■ **WORK TO COMPLETE**
Using the data below, copy every line that contains the word "Depositos".

■ **EXCERPTED DATA**
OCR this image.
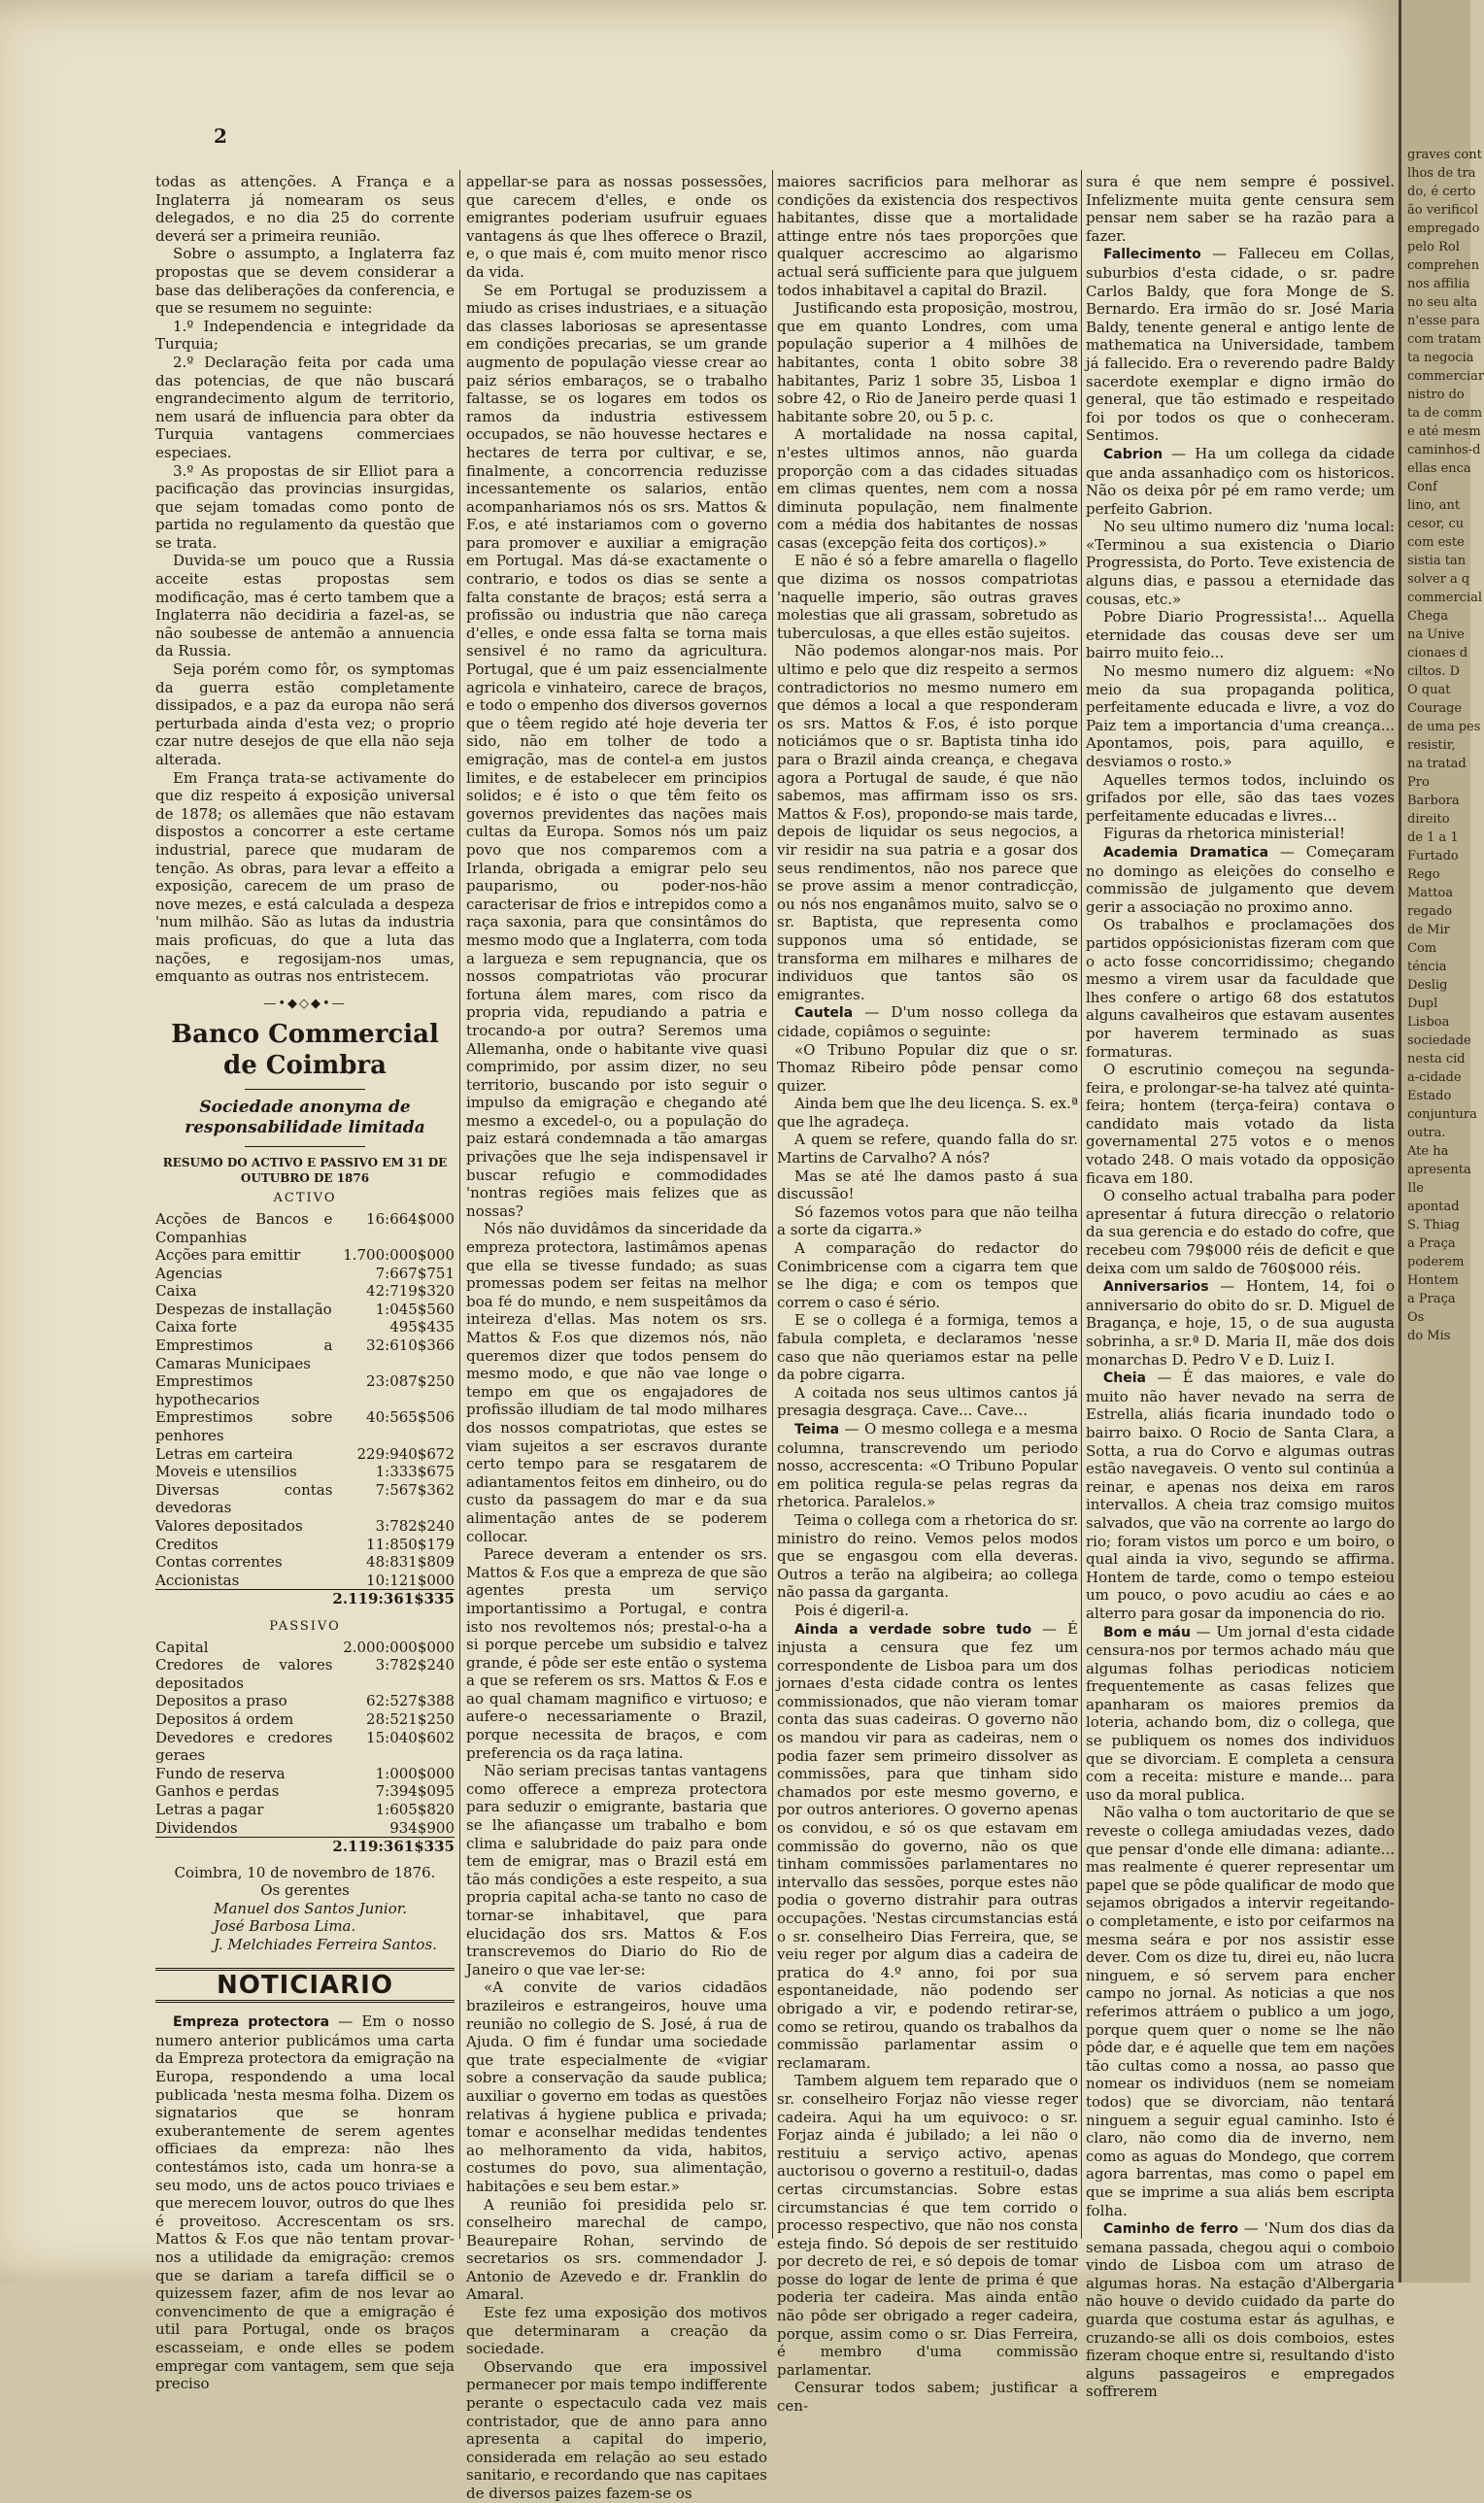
2

todas as attenções. A França e a Inglaterra já nomearam os seus delegados, e no dia 25 do corrente deverá ser a primeira reunião.

Sobre o assumpto, a Inglaterra faz propostas que se devem considerar a base das deliberações da conferencia, e que se resumem no seguinte:

1.º Independencia e integridade da Turquia;

2.º Declaração feita por cada uma das potencias, de que não buscará engrandecimento algum de territorio, nem usará de influencia para obter da Turquia vantagens commerciaes especiaes.

3.º As propostas de sir Elliot para a pacificação das provincias insurgidas, que sejam tomadas como ponto de partida no regulamento da questão que se trata.

Duvida-se um pouco que a Russia acceite estas propostas sem modificação, mas é certo tambem que a Inglaterra não decidiria a fazel-as, se não soubesse de antemão a annuencia da Russia.

Seja porém como fôr, os symptomas da guerra estão completamente dissipados, e a paz da europa não será perturbada ainda d'esta vez; o proprio czar nutre desejos de que ella não seja alterada.

Em França trata-se activamente do que diz respeito á exposição universal de 1878; os allemães que não estavam dispostos a concorrer a este certame industrial, parece que mudaram de tenção. As obras, para levar a effeito a exposição, carecem de um praso de nove mezes, e está calculada a despeza 'num milhão. São as lutas da industria mais proficuas, do que a luta das nações, e regosijam-nos umas, emquanto as outras nos entristecem.

—•◆◇◆•—
Banco Commercial de Coimbra
Sociedade anonyma de responsabilidade limitada
RESUMO DO ACTIVO E PASSIVO EM 31 DE OUTUBRO DE 1876
ACTIVO
Acções de Bancos e Companhias	16:664$000
Acções para emittir	1.700:000$000
Agencias	7:667$751
Caixa	42:719$320
Despezas de installação	1:045$560
Caixa forte	495$435
Emprestimos a Camaras Municipaes	32:610$366
Emprestimos hypothecarios	23:087$250
Emprestimos sobre penhores	40:565$506
Letras em carteira	229:940$672
Moveis e utensilios	1:333$675
Diversas contas devedoras	7:567$362
Valores depositados	3:782$240
Creditos	11:850$179
Contas correntes	48:831$809
Accionistas	10:121$000
	2.119:361$335
PASSIVO
Capital	2.000:000$000
Credores de valores depositados	3:782$240
Depositos a praso	62:527$388
Depositos á ordem	28:521$250
Devedores e credores geraes	15:040$602
Fundo de reserva	1:000$000
Ganhos e perdas	7:394$095
Letras a pagar	1:605$820
Dividendos	934$900
	2.119:361$335
Coimbra, 10 de novembro de 1876.
Os gerentes
Manuel dos Santos Junior.
José Barbosa Lima.
J. Melchiades Ferreira Santos.
NOTICIARIO

Empreza protectora — Em o nosso numero anterior publicámos uma carta da Empreza protectora da emigração na Europa, respondendo a uma local publicada 'nesta mesma folha. Dizem os signatarios que se honram exuberantemente de serem agentes officiaes da empreza: não lhes contestámos isto, cada um honra-se a seu modo, uns de actos pouco triviaes e que merecem louvor, outros do que lhes é proveitoso. Accrescentam os srs. Mattos & F.os que não tentam provar-nos a utilidade da emigração: cremos que se dariam a tarefa difficil se o quizessem fazer, afim de nos levar ao convencimento de que a emigração é util para Portugal, onde os braços escasseiam, e onde elles se podem empregar com vantagem, sem que seja preciso

appellar-se para as nossas possessões, que carecem d'elles, e onde os emigrantes poderiam usufruir eguaes vantagens ás que lhes offerece o Brazil, e, o que mais é, com muito menor risco da vida.

Se em Portugal se produzissem a miudo as crises industriaes, e a situação das classes laboriosas se apresentasse em condições precarias, se um grande augmento de população viesse crear ao paiz sérios embaraços, se o trabalho faltasse, se os logares em todos os ramos da industria estivessem occupados, se não houvesse hectares e hectares de terra por cultivar, e se, finalmente, a concorrencia reduzisse incessantemente os salarios, então acompanhariamos nós os srs. Mattos & F.os, e até instariamos com o governo para promover e auxiliar a emigração em Portugal. Mas dá-se exactamente o contrario, e todos os dias se sente a falta constante de braços; está serra a profissão ou industria que não careça d'elles, e onde essa falta se torna mais sensivel é no ramo da agricultura. Portugal, que é um paiz essencialmente agricola e vinhateiro, carece de braços, e todo o empenho dos diversos governos que o têem regido até hoje deveria ter sido, não em tolher de todo a emigração, mas de contel-a em justos limites, e de estabelecer em principios solidos; e é isto o que têm feito os governos previdentes das nações mais cultas da Europa. Somos nós um paiz povo que nos comparemos com a Irlanda, obrigada a emigrar pelo seu pauparismo, ou poder-nos-hão caracterisar de frios e intrepidos como a raça saxonia, para que consintâmos do mesmo modo que a Inglaterra, com toda a largueza e sem repugnancia, que os nossos compatriotas vão procurar fortuna álem mares, com risco da propria vida, repudiando a patria e trocando-a por outra? Seremos uma Allemanha, onde o habitante vive quasi comprimido, por assim dizer, no seu territorio, buscando por isto seguir o impulso da emigração e chegando até mesmo a excedel-o, ou a população do paiz estará condemnada a tão amargas privações que lhe seja indispensavel ir buscar refugio e commodidades 'nontras regiões mais felizes que as nossas?

Nós não duvidâmos da sinceridade da empreza protectora, lastimâmos apenas que ella se tivesse fundado; as suas promessas podem ser feitas na melhor boa fé do mundo, e nem suspeitâmos da inteireza d'ellas. Mas notem os srs. Mattos & F.os que dizemos nós, não queremos dizer que todos pensem do mesmo modo, e que não vae longe o tempo em que os engajadores de profissão illudiam de tal modo milhares dos nossos compatriotas, que estes se viam sujeitos a ser escravos durante certo tempo para se resgatarem de adiantamentos feitos em dinheiro, ou do custo da passagem do mar e da sua alimentação antes de se poderem collocar.

Parece deveram a entender os srs. Mattos & F.os que a empreza de que são agentes presta um serviço importantissimo a Portugal, e contra isto nos revoltemos nós; prestal-o-ha a si porque percebe um subsidio e talvez grande, é pôde ser este então o systema a que se referem os srs. Mattos & F.os e ao qual chamam magnifico e virtuoso; e aufere-o necessariamente o Brazil, porque necessita de braços, e com preferencia os da raça latina.

Não seriam precisas tantas vantagens como offerece a empreza protectora para seduzir o emigrante, bastaria que se lhe afiançasse um trabalho e bom clima e salubridade do paiz para onde tem de emigrar, mas o Brazil está em tão más condições a este respeito, a sua propria capital acha-se tanto no caso de tornar-se inhabitavel, que para elucidação dos srs. Mattos & F.os transcrevemos do Diario do Rio de Janeiro o que vae ler-se:

«A convite de varios cidadãos brazileiros e estrangeiros, houve uma reunião no collegio de S. José, á rua de Ajuda. O fim é fundar uma sociedade que trate especialmente de «vigiar sobre a conservação da saude publica; auxiliar o governo em todas as questões relativas á hygiene publica e privada; tomar e aconselhar medidas tendentes ao melhoramento da vida, habitos, costumes do povo, sua alimentação, habitações e seu bem estar.»

A reunião foi presidida pelo sr. conselheiro marechal de campo, Beaurepaire Rohan, servindo de secretarios os srs. commendador J. Antonio de Azevedo e dr. Franklin do Amaral.

Este fez uma exposição dos motivos que determinaram a creação da sociedade.

Observando que era impossivel permanecer por mais tempo indifferente perante o espectaculo cada vez mais contristador, que de anno para anno apresenta a capital do imperio, considerada em relação ao seu estado sanitario, e recordando que nas capitaes de diversos paizes fazem-se os

maiores sacrificios para melhorar as condições da existencia dos respectivos habitantes, disse que a mortalidade attinge entre nós taes proporções que qualquer accrescimo ao algarismo actual será sufficiente para que julguem todos inhabitavel a capital do Brazil.

Justificando esta proposição, mostrou, que em quanto Londres, com uma população superior a 4 milhões de habitantes, conta 1 obito sobre 38 habitantes, Pariz 1 sobre 35, Lisboa 1 sobre 42, o Rio de Janeiro perde quasi 1 habitante sobre 20, ou 5 p. c.

A mortalidade na nossa capital, n'estes ultimos annos, não guarda proporção com a das cidades situadas em climas quentes, nem com a nossa diminuta população, nem finalmente com a média dos habitantes de nossas casas (excepção feita dos cortiços).»

E não é só a febre amarella o flagello que dizima os nossos compatriotas 'naquelle imperio, são outras graves molestias que ali grassam, sobretudo as tuberculosas, a que elles estão sujeitos.

Não podemos alongar-nos mais. Por ultimo e pelo que diz respeito a sermos contradictorios no mesmo numero em que démos a local a que responderam os srs. Mattos & F.os, é isto porque noticiámos que o sr. Baptista tinha ido para o Brazil ainda creança, e chegava agora a Portugal de saude, é que não sabemos, mas affirmam isso os srs. Mattos & F.os), propondo-se mais tarde, depois de liquidar os seus negocios, a vir residir na sua patria e a gosar dos seus rendimentos, não nos parece que se prove assim a menor contradicção, ou nós nos enganâmos muito, salvo se o sr. Baptista, que representa como supponos uma só entidade, se transforma em milhares e milhares de individuos que tantos são os emigrantes.

Cautela — D'um nosso collega da cidade, copiâmos o seguinte:

«O Tribuno Popular diz que o sr. Thomaz Ribeiro pôde pensar como quizer.

Ainda bem que lhe deu licença. S. ex.ª que lhe agradeça.

A quem se refere, quando falla do sr. Martins de Carvalho? A nós?

Mas se até lhe damos pasto á sua discussão!

Só fazemos votos para que não teilha a sorte da cigarra.»

A comparação do redactor do Conimbricense com a cigarra tem que se lhe diga; e com os tempos que correm o caso é sério.

E se o collega é a formiga, temos a fabula completa, e declaramos 'nesse caso que não queriamos estar na pelle da pobre cigarra.

A coitada nos seus ultimos cantos já presagia desgraça. Cave... Cave...

Teima — O mesmo collega e a mesma columna, transcrevendo um periodo nosso, accrescenta: «O Tribuno Popular em politica regula-se pelas regras da rhetorica. Paralelos.»

Teima o collega com a rhetorica do sr. ministro do reino. Vemos pelos modos que se engasgou com ella deveras. Outros a terão na algibeira; ao collega não passa da garganta.

Pois é digeril-a.

Ainda a verdade sobre tudo — É injusta a censura que fez um correspondente de Lisboa para um dos jornaes d'esta cidade contra os lentes commissionados, que não vieram tomar conta das suas cadeiras. O governo não os mandou vir para as cadeiras, nem o podia fazer sem primeiro dissolver as commissões, para que tinham sido chamados por este mesmo governo, e por outros anteriores. O governo apenas os convidou, e só os que estavam em commissão do governo, não os que tinham commissões parlamentares no intervallo das sessões, porque estes não podia o governo distrahir para outras occupações. 'Nestas circumstancias está o sr. conselheiro Dias Ferreira, que, se veiu reger por algum dias a cadeira de pratica do 4.º anno, foi por sua espontaneidade, não podendo ser obrigado a vir, e podendo retirar-se, como se retirou, quando os trabalhos da commissão parlamentar assim o reclamaram.

Tambem alguem tem reparado que o sr. conselheiro Forjaz não viesse reger cadeira. Aqui ha um equivoco: o sr. Forjaz ainda é jubilado; a lei não o restituiu a serviço activo, apenas auctorisou o governo a restituil-o, dadas certas circumstancias. Sobre estas circumstancias é que tem corrido o processo respectivo, que não nos consta esteja findo. Só depois de ser restituido por decreto de rei, e só depois de tomar posse do logar de lente de prima é que poderia ter cadeira. Mas ainda então não pôde ser obrigado a reger cadeira, porque, assim como o sr. Dias Ferreira, é membro d'uma commissão parlamentar.

Censurar todos sabem; justificar a cen-

sura é que nem sempre é possivel. Infelizmente muita gente censura sem pensar nem saber se ha razão para a fazer.

Fallecimento — Falleceu em Collas, suburbios d'esta cidade, o sr. padre Carlos Baldy, que fora Monge de S. Bernardo. Era irmão do sr. José Maria Baldy, tenente general e antigo lente de mathematica na Universidade, tambem já fallecido. Era o reverendo padre Baldy sacerdote exemplar e digno irmão do general, que tão estimado e respeitado foi por todos os que o conheceram. Sentimos.

Cabrion — Ha um collega da cidade que anda assanhadiço com os historicos. Não os deixa pôr pé em ramo verde; um perfeito Gabrion.

No seu ultimo numero diz 'numa local: «Terminou a sua existencia o Diario Progressista, do Porto. Teve existencia de alguns dias, e passou a eternidade das cousas, etc.»

Pobre Diario Progressista!... Aquella eternidade das cousas deve ser um bairro muito feio...

No mesmo numero diz alguem: «No meio da sua propaganda politica, perfeitamente educada e livre, a voz do Paiz tem a importancia d'uma creança... Apontamos, pois, para aquillo, e desviamos o rosto.»

Aquelles termos todos, incluindo os grifados por elle, são das taes vozes perfeitamente educadas e livres...

Figuras da rhetorica ministerial!

Academia Dramatica — Começaram no domingo as eleições do conselho e commissão de julgamento que devem gerir a associação no proximo anno.

Os trabalhos e proclamações dos partidos oppósicionistas fizeram com que o acto fosse concorridissimo; chegando mesmo a virem usar da faculdade que lhes confere o artigo 68 dos estatutos alguns cavalheiros que estavam ausentes por haverem terminado as suas formaturas.

O escrutinio começou na segunda-feira, e prolongar-se-ha talvez até quinta-feira; hontem (terça-feira) contava o candidato mais votado da lista governamental 275 votos e o menos votado 248. O mais votado da opposição ficava em 180.

O conselho actual trabalha para poder apresentar á futura direcção o relatorio da sua gerencia e do estado do cofre, que recebeu com 79$000 réis de deficit e que deixa com um saldo de 760$000 réis.

Anniversarios — Hontem, 14, foi o anniversario do obito do sr. D. Miguel de Bragança, e hoje, 15, o de sua augusta sobrinha, a sr.ª D. Maria II, mãe dos dois monarchas D. Pedro V e D. Luiz I.

Cheia — É das maiores, e vale do muito não haver nevado na serra de Estrella, aliás ficaria inundado todo o bairro baixo. O Rocio de Santa Clara, a Sotta, a rua do Corvo e algumas outras estão navegaveis. O vento sul continúa a reinar, e apenas nos deixa em raros intervallos. A cheia traz comsigo muitos salvados, que vão na corrente ao largo do rio; foram vistos um porco e um boiro, o qual ainda ia vivo, segundo se affirma. Hontem de tarde, como o tempo esteiou um pouco, o povo acudiu ao cáes e ao alterro para gosar da imponencia do rio.

Bom e máu — Um jornal d'esta cidade censura-nos por termos achado máu que algumas folhas periodicas noticiem frequentemente as casas felizes que apanharam os maiores premios da loteria, achando bom, diz o collega, que se publiquem os nomes dos individuos que se divorciam. E completa a censura com a receita: misture e mande... para uso da moral publica.

Não valha o tom auctoritario de que se reveste o collega amiudadas vezes, dado que pensar d'onde elle dimana: adiante... mas realmente é querer representar um papel que se pôde qualificar de modo que sejamos obrigados a intervir regeitando-o completamente, e isto por ceifarmos na mesma seára e por nos assistir esse dever. Com os dize tu, direi eu, não lucra ninguem, e só servem para encher campo no jornal. As noticias a que nos referimos attráem o publico a um jogo, porque quem quer o nome se lhe não pôde dar, e é aquelle que tem em nações tão cultas como a nossa, ao passo que nomear os individuos (nem se nomeiam todos) que se divorciam, não tentará ninguem a seguir egual caminho. Isto é claro, não como dia de inverno, nem como as aguas do Mondego, que correm agora barrentas, mas como o papel em que se imprime a sua aliás bem escripta folha.

Caminho de ferro — 'Num dos dias da semana passada, chegou aqui o comboio vindo de Lisboa com um atraso de algumas horas. Na estação d'Albergaria não houve o devido cuidado da parte do guarda que costuma estar ás agulhas, e cruzando-se alli os dois comboios, estes fizeram choque entre si, resultando d'isto alguns passageiros e empregados soffrerem

graves cont
lhos de tra
do, é certo
ão verificol
empregado
pelo Rol
comprehen
nos affilia
no seu alta
n'esse para
com tratam
ta negocia
commerciar
nistro do
ta de comm
e até mesm
caminhos-d
ellas enca
Conf
lino, ant
cesor, cu
com este
sistia tan
solver a q
commercial
Chega
na Unive
cionaes d
ciltos. D
O quat
Courage
de uma pes
resistir,
na tratad
Pro
Barbora
direito
de 1 a 1
Furtado
Rego
Mattoa
regado
de Mir
Com
téncia
Deslig
Dupl
Lisboa
sociedade
nesta cid
a-cidade
Estado
conjuntura
outra.
Ate ha
apresenta
Ile
apontad
S. Thiag
a Praça
poderem
Hontem
a Praça
Os
do Mis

■ **SOLVED PROBLEM**
Depositos a praso	62:527$388
Depositos á ordem	28:521$250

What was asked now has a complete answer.